• **Work required**
Count the lines below that contain the word "name", and give only that number.
** Start Entries supplied **
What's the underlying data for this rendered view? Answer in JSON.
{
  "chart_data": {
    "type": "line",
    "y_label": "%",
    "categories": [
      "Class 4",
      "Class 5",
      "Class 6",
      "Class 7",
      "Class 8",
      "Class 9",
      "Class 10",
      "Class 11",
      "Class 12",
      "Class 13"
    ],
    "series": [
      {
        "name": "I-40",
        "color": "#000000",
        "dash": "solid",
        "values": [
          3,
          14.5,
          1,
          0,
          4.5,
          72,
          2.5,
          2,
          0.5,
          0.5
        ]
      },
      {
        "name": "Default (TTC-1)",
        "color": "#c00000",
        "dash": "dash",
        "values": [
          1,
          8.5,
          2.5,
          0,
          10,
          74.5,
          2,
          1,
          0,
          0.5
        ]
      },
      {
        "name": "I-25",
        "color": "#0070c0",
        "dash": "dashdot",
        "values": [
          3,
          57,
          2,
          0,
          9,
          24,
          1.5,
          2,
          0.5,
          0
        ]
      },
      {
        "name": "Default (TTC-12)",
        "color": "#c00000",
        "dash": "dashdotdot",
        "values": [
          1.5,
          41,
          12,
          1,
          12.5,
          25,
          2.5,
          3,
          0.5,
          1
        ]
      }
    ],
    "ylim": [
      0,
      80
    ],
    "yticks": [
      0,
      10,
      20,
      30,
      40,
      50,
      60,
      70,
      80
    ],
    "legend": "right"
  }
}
** End Entries supplied **
• **Result below**
4